_INSTRUCTIONS TO FOLLOW_:
Locate each line of the material that contains "Strength", then return it.

start RECORDS SHOWN

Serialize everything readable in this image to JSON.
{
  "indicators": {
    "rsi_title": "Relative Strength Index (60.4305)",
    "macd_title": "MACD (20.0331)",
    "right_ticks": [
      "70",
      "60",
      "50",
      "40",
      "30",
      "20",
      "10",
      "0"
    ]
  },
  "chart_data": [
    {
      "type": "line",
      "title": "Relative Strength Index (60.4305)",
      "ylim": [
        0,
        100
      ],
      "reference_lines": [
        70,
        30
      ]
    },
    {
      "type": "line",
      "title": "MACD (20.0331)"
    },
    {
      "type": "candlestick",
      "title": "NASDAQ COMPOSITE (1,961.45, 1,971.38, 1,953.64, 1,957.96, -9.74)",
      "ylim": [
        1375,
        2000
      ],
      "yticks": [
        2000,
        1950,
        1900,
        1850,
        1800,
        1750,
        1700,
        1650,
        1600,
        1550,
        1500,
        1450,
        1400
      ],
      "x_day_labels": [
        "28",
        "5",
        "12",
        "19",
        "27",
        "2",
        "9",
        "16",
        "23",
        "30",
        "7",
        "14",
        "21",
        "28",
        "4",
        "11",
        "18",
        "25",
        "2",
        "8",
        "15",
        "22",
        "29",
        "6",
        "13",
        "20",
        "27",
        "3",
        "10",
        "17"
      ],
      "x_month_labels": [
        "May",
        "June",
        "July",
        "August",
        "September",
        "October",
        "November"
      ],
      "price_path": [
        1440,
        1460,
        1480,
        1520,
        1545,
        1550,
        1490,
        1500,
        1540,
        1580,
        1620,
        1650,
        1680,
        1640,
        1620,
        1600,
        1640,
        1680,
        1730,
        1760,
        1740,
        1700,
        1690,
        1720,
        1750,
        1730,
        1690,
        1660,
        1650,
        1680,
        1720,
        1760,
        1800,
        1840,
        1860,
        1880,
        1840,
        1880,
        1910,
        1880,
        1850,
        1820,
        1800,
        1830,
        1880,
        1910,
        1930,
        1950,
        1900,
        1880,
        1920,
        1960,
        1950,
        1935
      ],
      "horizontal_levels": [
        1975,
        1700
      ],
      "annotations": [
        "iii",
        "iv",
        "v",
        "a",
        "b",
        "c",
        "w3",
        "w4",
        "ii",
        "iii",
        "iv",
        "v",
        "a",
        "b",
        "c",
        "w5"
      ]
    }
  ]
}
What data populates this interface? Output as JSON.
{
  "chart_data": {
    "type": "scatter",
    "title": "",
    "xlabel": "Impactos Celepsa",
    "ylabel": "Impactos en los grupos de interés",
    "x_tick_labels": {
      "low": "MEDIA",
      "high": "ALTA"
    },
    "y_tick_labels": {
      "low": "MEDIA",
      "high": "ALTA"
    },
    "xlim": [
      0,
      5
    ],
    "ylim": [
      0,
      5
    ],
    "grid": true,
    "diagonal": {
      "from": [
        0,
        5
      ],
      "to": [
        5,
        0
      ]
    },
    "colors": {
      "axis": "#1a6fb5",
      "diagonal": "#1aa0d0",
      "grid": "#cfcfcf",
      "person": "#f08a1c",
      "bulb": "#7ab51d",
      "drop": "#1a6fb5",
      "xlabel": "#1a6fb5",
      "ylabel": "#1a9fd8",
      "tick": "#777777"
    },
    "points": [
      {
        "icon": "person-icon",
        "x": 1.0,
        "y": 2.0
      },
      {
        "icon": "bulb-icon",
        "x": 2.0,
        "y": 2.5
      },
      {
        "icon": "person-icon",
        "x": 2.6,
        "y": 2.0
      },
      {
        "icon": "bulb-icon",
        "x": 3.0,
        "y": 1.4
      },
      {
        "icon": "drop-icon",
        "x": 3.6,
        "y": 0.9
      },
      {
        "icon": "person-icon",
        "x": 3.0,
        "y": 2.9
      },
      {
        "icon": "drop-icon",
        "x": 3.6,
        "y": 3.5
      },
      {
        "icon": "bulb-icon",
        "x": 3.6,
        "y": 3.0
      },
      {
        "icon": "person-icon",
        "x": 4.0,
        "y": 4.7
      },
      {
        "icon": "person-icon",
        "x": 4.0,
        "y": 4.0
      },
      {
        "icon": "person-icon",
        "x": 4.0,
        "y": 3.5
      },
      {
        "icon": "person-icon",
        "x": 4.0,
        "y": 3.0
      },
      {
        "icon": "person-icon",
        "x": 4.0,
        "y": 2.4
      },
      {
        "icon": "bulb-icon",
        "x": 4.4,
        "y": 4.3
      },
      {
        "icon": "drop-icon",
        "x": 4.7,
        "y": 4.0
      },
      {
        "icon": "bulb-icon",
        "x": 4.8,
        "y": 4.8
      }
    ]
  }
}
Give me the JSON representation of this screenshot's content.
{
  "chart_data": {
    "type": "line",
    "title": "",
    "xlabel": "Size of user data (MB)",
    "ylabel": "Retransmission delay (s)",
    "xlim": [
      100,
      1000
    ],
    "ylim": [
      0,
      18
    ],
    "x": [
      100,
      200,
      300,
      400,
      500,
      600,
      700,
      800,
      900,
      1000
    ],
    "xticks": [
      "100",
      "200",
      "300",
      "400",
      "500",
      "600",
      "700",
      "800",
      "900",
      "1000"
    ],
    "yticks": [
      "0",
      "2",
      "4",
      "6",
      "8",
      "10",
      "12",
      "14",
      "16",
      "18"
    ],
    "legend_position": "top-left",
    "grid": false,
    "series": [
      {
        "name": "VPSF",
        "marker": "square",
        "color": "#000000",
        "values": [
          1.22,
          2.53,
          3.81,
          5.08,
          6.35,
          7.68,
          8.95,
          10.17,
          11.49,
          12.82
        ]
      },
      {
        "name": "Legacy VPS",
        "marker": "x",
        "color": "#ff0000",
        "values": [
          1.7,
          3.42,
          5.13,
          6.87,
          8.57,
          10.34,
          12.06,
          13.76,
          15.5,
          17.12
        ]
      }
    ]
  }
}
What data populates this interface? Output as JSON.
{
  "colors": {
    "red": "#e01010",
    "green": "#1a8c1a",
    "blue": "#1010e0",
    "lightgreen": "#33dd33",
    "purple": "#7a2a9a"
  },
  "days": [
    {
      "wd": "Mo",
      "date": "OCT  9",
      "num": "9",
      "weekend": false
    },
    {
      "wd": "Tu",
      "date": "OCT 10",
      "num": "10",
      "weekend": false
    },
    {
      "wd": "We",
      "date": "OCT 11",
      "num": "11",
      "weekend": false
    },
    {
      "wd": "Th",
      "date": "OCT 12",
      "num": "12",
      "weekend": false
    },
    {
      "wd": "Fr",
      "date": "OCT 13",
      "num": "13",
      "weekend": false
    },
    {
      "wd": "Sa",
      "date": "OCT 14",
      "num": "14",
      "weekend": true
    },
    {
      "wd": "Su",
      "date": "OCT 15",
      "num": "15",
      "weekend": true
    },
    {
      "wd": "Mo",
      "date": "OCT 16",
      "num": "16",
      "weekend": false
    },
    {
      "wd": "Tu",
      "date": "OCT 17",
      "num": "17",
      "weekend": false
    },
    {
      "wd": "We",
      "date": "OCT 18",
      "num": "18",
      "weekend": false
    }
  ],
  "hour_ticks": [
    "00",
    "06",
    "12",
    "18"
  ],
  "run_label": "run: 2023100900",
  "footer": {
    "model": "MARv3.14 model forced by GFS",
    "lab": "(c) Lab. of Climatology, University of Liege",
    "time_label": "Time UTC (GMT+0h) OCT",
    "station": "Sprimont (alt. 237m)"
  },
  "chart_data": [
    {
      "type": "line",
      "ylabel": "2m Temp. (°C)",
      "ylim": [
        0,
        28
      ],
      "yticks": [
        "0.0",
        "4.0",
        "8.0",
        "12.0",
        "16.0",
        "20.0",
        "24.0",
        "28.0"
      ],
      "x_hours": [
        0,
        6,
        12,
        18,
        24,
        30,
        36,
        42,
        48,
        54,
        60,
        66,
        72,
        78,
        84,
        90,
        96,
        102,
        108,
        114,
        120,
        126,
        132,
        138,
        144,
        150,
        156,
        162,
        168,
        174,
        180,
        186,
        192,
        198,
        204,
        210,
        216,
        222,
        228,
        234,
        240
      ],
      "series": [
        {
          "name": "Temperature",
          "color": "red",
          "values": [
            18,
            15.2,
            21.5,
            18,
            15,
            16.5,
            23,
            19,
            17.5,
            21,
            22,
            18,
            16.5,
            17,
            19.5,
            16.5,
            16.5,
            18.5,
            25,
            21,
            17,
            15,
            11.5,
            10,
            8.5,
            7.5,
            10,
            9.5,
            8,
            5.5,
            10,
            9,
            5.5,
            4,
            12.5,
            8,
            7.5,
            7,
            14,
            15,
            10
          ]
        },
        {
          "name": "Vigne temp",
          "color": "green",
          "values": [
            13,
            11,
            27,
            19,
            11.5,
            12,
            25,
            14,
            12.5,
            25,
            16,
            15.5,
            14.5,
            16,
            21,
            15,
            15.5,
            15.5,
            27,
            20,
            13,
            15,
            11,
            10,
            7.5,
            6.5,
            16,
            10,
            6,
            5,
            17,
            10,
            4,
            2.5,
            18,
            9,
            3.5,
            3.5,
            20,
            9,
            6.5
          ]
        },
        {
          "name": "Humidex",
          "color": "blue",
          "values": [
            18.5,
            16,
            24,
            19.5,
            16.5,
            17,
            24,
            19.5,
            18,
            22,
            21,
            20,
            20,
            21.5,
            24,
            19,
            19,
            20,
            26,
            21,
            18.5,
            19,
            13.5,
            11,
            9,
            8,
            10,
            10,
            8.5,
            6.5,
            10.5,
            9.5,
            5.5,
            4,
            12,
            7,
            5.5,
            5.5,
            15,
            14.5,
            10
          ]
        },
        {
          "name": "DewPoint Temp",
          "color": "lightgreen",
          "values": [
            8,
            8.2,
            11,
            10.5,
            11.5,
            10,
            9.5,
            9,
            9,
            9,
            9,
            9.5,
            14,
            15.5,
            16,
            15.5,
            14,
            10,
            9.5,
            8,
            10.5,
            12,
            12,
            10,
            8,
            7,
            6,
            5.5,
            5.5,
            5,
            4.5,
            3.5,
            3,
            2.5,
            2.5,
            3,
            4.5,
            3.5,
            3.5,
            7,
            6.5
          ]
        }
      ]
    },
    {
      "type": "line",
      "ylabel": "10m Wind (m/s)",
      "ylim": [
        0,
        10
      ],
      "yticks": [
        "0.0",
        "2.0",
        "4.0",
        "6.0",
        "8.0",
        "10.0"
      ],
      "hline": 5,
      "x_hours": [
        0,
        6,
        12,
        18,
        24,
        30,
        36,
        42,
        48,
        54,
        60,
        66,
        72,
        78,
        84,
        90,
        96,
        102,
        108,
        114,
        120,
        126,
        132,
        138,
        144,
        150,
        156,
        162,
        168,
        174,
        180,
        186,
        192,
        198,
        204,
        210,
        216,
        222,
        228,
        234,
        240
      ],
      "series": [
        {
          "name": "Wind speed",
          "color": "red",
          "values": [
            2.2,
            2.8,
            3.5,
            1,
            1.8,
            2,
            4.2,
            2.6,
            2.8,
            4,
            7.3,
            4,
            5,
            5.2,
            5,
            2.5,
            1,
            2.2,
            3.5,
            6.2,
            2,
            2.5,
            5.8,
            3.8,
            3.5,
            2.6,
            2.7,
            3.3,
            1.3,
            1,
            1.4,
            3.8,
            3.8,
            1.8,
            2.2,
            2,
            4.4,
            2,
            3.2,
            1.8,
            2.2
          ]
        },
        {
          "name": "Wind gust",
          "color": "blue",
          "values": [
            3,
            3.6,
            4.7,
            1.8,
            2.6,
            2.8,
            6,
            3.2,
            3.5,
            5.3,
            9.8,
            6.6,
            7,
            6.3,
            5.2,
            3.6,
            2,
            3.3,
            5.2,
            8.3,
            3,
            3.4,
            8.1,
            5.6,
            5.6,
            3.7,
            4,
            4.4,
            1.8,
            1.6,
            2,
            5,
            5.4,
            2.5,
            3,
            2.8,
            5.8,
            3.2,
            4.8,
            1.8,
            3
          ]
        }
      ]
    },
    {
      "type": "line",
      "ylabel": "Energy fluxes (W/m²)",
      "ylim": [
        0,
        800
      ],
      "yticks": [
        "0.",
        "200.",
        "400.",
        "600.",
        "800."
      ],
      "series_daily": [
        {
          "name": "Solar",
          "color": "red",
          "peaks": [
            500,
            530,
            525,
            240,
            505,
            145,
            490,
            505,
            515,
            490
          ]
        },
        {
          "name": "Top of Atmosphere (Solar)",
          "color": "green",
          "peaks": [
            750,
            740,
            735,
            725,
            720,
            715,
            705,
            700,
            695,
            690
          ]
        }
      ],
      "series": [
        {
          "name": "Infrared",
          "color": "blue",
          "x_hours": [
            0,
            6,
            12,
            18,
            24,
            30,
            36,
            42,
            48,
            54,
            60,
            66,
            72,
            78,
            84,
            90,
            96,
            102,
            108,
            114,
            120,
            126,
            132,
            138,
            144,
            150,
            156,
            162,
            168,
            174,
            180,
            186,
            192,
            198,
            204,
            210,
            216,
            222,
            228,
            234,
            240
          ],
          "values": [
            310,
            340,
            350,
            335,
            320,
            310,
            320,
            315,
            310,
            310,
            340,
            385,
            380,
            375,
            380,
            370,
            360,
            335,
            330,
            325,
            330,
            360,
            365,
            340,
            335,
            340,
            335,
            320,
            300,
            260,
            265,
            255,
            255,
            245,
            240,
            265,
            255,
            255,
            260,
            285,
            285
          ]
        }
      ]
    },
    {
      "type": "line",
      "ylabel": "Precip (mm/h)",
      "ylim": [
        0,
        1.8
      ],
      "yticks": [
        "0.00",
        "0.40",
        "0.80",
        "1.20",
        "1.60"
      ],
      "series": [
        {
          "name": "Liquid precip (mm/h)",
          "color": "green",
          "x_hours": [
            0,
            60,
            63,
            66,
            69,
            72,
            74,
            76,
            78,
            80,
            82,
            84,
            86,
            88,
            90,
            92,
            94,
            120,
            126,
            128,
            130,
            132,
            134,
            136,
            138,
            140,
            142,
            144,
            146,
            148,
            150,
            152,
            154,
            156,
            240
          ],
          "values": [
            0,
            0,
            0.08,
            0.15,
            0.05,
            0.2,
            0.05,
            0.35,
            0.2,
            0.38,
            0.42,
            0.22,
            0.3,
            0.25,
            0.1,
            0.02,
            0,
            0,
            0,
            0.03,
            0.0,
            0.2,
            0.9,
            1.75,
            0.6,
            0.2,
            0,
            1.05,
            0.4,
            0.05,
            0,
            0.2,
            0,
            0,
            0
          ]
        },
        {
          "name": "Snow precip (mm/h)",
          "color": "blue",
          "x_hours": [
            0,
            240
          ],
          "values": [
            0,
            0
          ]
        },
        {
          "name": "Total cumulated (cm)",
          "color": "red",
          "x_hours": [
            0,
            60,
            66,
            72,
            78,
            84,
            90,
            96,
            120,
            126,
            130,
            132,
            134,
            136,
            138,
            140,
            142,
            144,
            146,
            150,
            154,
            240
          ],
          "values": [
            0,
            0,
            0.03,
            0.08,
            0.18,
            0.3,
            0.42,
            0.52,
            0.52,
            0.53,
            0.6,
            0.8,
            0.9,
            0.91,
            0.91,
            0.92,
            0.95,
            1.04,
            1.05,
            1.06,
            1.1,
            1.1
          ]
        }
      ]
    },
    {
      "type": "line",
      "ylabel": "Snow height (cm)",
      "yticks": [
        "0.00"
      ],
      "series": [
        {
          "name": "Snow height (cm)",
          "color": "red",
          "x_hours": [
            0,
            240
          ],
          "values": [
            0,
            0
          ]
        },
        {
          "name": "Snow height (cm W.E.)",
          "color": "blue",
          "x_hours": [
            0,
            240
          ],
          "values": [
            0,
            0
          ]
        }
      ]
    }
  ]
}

end RECORDS SHOWN

_WORKED SOLUTION_:
    "rsi_title": "Relative Strength Index (60.4305)",
      "title": "Relative Strength Index (60.4305)",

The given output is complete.